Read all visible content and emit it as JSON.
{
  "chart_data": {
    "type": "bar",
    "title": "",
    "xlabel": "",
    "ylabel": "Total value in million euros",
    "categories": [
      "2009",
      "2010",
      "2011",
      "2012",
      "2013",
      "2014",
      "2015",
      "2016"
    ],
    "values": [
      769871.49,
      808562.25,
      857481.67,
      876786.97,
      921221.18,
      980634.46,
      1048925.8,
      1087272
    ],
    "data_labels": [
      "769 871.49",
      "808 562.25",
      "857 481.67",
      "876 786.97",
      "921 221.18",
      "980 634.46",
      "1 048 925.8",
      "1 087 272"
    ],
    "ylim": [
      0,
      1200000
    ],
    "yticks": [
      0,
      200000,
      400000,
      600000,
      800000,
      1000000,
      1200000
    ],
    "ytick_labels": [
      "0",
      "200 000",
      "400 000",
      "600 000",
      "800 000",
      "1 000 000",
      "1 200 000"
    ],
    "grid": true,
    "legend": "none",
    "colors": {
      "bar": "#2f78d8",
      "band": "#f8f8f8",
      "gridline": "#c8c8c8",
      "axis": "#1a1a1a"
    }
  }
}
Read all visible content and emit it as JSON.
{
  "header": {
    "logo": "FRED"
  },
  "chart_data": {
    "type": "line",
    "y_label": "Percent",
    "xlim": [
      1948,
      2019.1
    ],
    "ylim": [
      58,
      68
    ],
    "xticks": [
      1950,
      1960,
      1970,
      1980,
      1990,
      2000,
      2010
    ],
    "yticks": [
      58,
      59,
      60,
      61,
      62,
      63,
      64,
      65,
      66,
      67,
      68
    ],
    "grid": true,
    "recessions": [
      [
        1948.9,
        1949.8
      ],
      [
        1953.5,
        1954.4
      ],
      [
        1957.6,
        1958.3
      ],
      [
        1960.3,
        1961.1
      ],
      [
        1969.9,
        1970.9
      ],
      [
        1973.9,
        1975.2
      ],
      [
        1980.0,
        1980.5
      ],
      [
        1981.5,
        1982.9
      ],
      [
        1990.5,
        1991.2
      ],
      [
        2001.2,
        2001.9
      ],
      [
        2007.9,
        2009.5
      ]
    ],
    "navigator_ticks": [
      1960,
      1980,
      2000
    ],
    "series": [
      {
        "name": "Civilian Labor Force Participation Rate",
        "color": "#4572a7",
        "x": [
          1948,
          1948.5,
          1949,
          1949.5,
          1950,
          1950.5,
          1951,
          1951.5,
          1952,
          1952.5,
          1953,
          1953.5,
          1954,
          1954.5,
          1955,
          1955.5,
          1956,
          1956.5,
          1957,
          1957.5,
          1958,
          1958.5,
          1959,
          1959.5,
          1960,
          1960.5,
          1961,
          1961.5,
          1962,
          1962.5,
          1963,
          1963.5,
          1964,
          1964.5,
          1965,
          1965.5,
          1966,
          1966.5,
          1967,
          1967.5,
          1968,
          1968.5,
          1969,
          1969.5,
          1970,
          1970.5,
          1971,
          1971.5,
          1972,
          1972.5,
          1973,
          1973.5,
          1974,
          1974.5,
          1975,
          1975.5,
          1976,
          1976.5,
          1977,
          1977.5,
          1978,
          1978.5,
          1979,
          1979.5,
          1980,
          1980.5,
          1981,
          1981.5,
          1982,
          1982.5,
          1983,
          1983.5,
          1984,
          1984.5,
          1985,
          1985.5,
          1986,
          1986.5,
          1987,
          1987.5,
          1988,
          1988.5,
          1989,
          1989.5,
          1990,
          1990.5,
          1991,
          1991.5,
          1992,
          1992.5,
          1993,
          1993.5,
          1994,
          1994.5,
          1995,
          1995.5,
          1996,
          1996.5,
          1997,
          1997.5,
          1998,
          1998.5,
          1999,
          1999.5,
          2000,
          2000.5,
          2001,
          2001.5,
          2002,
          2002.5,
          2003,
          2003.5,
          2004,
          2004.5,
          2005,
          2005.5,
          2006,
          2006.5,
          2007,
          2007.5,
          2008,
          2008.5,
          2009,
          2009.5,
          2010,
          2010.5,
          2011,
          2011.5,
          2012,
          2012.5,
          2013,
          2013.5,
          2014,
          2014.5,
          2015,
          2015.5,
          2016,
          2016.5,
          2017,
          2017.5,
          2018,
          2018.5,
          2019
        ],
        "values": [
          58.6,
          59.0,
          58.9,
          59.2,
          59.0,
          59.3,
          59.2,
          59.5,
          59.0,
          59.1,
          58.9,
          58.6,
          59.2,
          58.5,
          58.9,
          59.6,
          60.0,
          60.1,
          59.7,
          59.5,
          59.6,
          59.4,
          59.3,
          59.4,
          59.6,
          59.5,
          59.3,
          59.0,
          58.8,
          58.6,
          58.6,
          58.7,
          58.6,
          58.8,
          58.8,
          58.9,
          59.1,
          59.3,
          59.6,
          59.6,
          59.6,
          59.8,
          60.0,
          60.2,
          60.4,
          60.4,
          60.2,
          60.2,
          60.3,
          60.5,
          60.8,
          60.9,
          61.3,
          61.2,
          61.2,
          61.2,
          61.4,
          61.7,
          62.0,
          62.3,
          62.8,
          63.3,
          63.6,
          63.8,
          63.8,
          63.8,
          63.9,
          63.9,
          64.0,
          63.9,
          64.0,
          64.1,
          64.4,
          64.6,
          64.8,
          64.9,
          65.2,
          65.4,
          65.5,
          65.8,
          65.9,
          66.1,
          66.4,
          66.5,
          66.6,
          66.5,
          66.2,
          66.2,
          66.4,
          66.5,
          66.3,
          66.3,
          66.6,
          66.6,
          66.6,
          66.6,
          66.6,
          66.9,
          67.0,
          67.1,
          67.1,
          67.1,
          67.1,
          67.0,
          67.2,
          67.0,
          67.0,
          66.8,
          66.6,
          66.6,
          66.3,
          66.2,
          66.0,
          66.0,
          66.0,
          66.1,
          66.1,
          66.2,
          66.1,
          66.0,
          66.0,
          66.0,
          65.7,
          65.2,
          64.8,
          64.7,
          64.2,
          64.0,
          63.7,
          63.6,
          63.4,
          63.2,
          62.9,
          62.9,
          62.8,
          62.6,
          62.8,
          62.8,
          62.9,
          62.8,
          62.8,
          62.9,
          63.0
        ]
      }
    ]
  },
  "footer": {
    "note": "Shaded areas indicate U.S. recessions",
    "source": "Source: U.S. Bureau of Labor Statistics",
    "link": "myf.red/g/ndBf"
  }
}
***
**Short task**
Write down every line of the data exactly as it appears above.

**Result below**
Read all visible content and emit it as JSON.
{
  "chart_data": {
    "type": "bar",
    "title": "",
    "xlabel": "",
    "ylabel": "Total value in million euros",
    "categories": [
      "2009",
      "2010",
      "2011",
      "2012",
      "2013",
      "2014",
      "2015",
      "2016"
    ],
    "values": [
      769871.49,
      808562.25,
      857481.67,
      876786.97,
      921221.18,
      980634.46,
      1048925.8,
      1087272
    ],
    "data_labels": [
      "769 871.49",
      "808 562.25",
      "857 481.67",
      "876 786.97",
      "921 221.18",
      "980 634.46",
      "1 048 925.8",
      "1 087 272"
    ],
    "ylim": [
      0,
      1200000
    ],
    "yticks": [
      0,
      200000,
      400000,
      600000,
      800000,
      1000000,
      1200000
    ],
    "ytick_labels": [
      "0",
      "200 000",
      "400 000",
      "600 000",
      "800 000",
      "1 000 000",
      "1 200 000"
    ],
    "grid": true,
    "legend": "none",
    "colors": {
      "bar": "#2f78d8",
      "band": "#f8f8f8",
      "gridline": "#c8c8c8",
      "axis": "#1a1a1a"
    }
  }
}
Read all visible content and emit it as JSON.
{
  "header": {
    "logo": "FRED"
  },
  "chart_data": {
    "type": "line",
    "y_label": "Percent",
    "xlim": [
      1948,
      2019.1
    ],
    "ylim": [
      58,
      68
    ],
    "xticks": [
      1950,
      1960,
      1970,
      1980,
      1990,
      2000,
      2010
    ],
    "yticks": [
      58,
      59,
      60,
      61,
      62,
      63,
      64,
      65,
      66,
      67,
      68
    ],
    "grid": true,
    "recessions": [
      [
        1948.9,
        1949.8
      ],
      [
        1953.5,
        1954.4
      ],
      [
        1957.6,
        1958.3
      ],
      [
        1960.3,
        1961.1
      ],
      [
        1969.9,
        1970.9
      ],
      [
        1973.9,
        1975.2
      ],
      [
        1980.0,
        1980.5
      ],
      [
        1981.5,
        1982.9
      ],
      [
        1990.5,
        1991.2
      ],
      [
        2001.2,
        2001.9
      ],
      [
        2007.9,
        2009.5
      ]
    ],
    "navigator_ticks": [
      1960,
      1980,
      2000
    ],
    "series": [
      {
        "name": "Civilian Labor Force Participation Rate",
        "color": "#4572a7",
        "x": [
          1948,
          1948.5,
          1949,
          1949.5,
          1950,
          1950.5,
          1951,
          1951.5,
          1952,
          1952.5,
          1953,
          1953.5,
          1954,
          1954.5,
          1955,
          1955.5,
          1956,
          1956.5,
          1957,
          1957.5,
          1958,
          1958.5,
          1959,
          1959.5,
          1960,
          1960.5,
          1961,
          1961.5,
          1962,
          1962.5,
          1963,
          1963.5,
          1964,
          1964.5,
          1965,
          1965.5,
          1966,
          1966.5,
          1967,
          1967.5,
          1968,
          1968.5,
          1969,
          1969.5,
          1970,
          1970.5,
          1971,
          1971.5,
          1972,
          1972.5,
          1973,
          1973.5,
          1974,
          1974.5,
          1975,
          1975.5,
          1976,
          1976.5,
          1977,
          1977.5,
          1978,
          1978.5,
          1979,
          1979.5,
          1980,
          1980.5,
          1981,
          1981.5,
          1982,
          1982.5,
          1983,
          1983.5,
          1984,
          1984.5,
          1985,
          1985.5,
          1986,
          1986.5,
          1987,
          1987.5,
          1988,
          1988.5,
          1989,
          1989.5,
          1990,
          1990.5,
          1991,
          1991.5,
          1992,
          1992.5,
          1993,
          1993.5,
          1994,
          1994.5,
          1995,
          1995.5,
          1996,
          1996.5,
          1997,
          1997.5,
          1998,
          1998.5,
          1999,
          1999.5,
          2000,
          2000.5,
          2001,
          2001.5,
          2002,
          2002.5,
          2003,
          2003.5,
          2004,
          2004.5,
          2005,
          2005.5,
          2006,
          2006.5,
          2007,
          2007.5,
          2008,
          2008.5,
          2009,
          2009.5,
          2010,
          2010.5,
          2011,
          2011.5,
          2012,
          2012.5,
          2013,
          2013.5,
          2014,
          2014.5,
          2015,
          2015.5,
          2016,
          2016.5,
          2017,
          2017.5,
          2018,
          2018.5,
          2019
        ],
        "values": [
          58.6,
          59.0,
          58.9,
          59.2,
          59.0,
          59.3,
          59.2,
          59.5,
          59.0,
          59.1,
          58.9,
          58.6,
          59.2,
          58.5,
          58.9,
          59.6,
          60.0,
          60.1,
          59.7,
          59.5,
          59.6,
          59.4,
          59.3,
          59.4,
          59.6,
          59.5,
          59.3,
          59.0,
          58.8,
          58.6,
          58.6,
          58.7,
          58.6,
          58.8,
          58.8,
          58.9,
          59.1,
          59.3,
          59.6,
          59.6,
          59.6,
          59.8,
          60.0,
          60.2,
          60.4,
          60.4,
          60.2,
          60.2,
          60.3,
          60.5,
          60.8,
          60.9,
          61.3,
          61.2,
          61.2,
          61.2,
          61.4,
          61.7,
          62.0,
          62.3,
          62.8,
          63.3,
          63.6,
          63.8,
          63.8,
          63.8,
          63.9,
          63.9,
          64.0,
          63.9,
          64.0,
          64.1,
          64.4,
          64.6,
          64.8,
          64.9,
          65.2,
          65.4,
          65.5,
          65.8,
          65.9,
          66.1,
          66.4,
          66.5,
          66.6,
          66.5,
          66.2,
          66.2,
          66.4,
          66.5,
          66.3,
          66.3,
          66.6,
          66.6,
          66.6,
          66.6,
          66.6,
          66.9,
          67.0,
          67.1,
          67.1,
          67.1,
          67.1,
          67.0,
          67.2,
          67.0,
          67.0,
          66.8,
          66.6,
          66.6,
          66.3,
          66.2,
          66.0,
          66.0,
          66.0,
          66.1,
          66.1,
          66.2,
          66.1,
          66.0,
          66.0,
          66.0,
          65.7,
          65.2,
          64.8,
          64.7,
          64.2,
          64.0,
          63.7,
          63.6,
          63.4,
          63.2,
          62.9,
          62.9,
          62.8,
          62.6,
          62.8,
          62.8,
          62.9,
          62.8,
          62.8,
          62.9,
          63.0
        ]
      }
    ]
  },
  "footer": {
    "note": "Shaded areas indicate U.S. recessions",
    "source": "Source: U.S. Bureau of Labor Statistics",
    "link": "myf.red/g/ndBf"
  }
}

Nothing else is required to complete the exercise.